**** AVAILABLE RECORDS ****

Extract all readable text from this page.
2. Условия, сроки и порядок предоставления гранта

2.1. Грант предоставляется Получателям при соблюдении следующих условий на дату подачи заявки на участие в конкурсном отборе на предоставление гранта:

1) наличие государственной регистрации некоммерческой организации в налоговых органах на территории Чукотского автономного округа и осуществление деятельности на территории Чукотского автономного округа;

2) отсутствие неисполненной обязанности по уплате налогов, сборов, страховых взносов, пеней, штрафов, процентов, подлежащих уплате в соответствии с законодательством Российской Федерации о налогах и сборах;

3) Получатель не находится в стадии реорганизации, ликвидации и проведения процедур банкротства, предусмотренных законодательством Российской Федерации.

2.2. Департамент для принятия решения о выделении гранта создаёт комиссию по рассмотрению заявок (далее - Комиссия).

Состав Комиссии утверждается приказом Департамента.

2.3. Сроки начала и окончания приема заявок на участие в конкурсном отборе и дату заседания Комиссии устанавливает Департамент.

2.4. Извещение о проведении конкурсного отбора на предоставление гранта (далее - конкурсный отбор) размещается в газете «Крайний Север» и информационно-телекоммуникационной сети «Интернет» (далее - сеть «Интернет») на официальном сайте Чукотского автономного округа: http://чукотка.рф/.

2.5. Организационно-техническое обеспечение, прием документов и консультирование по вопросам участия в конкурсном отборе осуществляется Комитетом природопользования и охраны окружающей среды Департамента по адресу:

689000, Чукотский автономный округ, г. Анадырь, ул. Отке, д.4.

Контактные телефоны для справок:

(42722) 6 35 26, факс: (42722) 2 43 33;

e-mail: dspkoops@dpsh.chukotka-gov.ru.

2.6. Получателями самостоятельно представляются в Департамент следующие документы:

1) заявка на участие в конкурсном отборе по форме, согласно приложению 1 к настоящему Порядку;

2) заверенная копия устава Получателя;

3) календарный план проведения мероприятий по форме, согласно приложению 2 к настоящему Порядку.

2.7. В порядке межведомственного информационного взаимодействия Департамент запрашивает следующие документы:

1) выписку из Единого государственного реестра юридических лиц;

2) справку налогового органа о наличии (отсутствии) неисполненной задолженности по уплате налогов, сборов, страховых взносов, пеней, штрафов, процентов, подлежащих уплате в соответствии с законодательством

****

WHAT IS BEING ASKED: The entries above must be returned exactly.

RESULT:
Extract all readable text from this page.
2. Условия, сроки и порядок предоставления гранта

2.1. Грант предоставляется Получателям при соблюдении следующих условий на дату подачи заявки на участие в конкурсном отборе на предоставление гранта:

1) наличие государственной регистрации некоммерческой организации в налоговых органах на территории Чукотского автономного округа и осуществление деятельности на территории Чукотского автономного округа;

2) отсутствие неисполненной обязанности по уплате налогов, сборов, страховых взносов, пеней, штрафов, процентов, подлежащих уплате в соответствии с законодательством Российской Федерации о налогах и сборах;

3) Получатель не находится в стадии реорганизации, ликвидации и проведения процедур банкротства, предусмотренных законодательством Российской Федерации.

2.2. Департамент для принятия решения о выделении гранта создаёт комиссию по рассмотрению заявок (далее - Комиссия).

Состав Комиссии утверждается приказом Департамента.

2.3. Сроки начала и окончания приема заявок на участие в конкурсном отборе и дату заседания Комиссии устанавливает Департамент.

2.4. Извещение о проведении конкурсного отбора на предоставление гранта (далее - конкурсный отбор) размещается в газете «Крайний Север» и информационно-телекоммуникационной сети «Интернет» (далее - сеть «Интернет») на официальном сайте Чукотского автономного округа: http://чукотка.рф/.

2.5. Организационно-техническое обеспечение, прием документов и консультирование по вопросам участия в конкурсном отборе осуществляется Комитетом природопользования и охраны окружающей среды Департамента по адресу:

689000, Чукотский автономный округ, г. Анадырь, ул. Отке, д.4.

Контактные телефоны для справок:

(42722) 6 35 26, факс: (42722) 2 43 33;

e-mail: dspkoops@dpsh.chukotka-gov.ru.

2.6. Получателями самостоятельно представляются в Департамент следующие документы:

1) заявка на участие в конкурсном отборе по форме, согласно приложению 1 к настоящему Порядку;

2) заверенная копия устава Получателя;

3) календарный план проведения мероприятий по форме, согласно приложению 2 к настоящему Порядку.

2.7. В порядке межведомственного информационного взаимодействия Департамент запрашивает следующие документы:

1) выписку из Единого государственного реестра юридических лиц;

2) справку налогового органа о наличии (отсутствии) неисполненной задолженности по уплате налогов, сборов, страховых взносов, пеней, штрафов, процентов, подлежащих уплате в соответствии с законодательством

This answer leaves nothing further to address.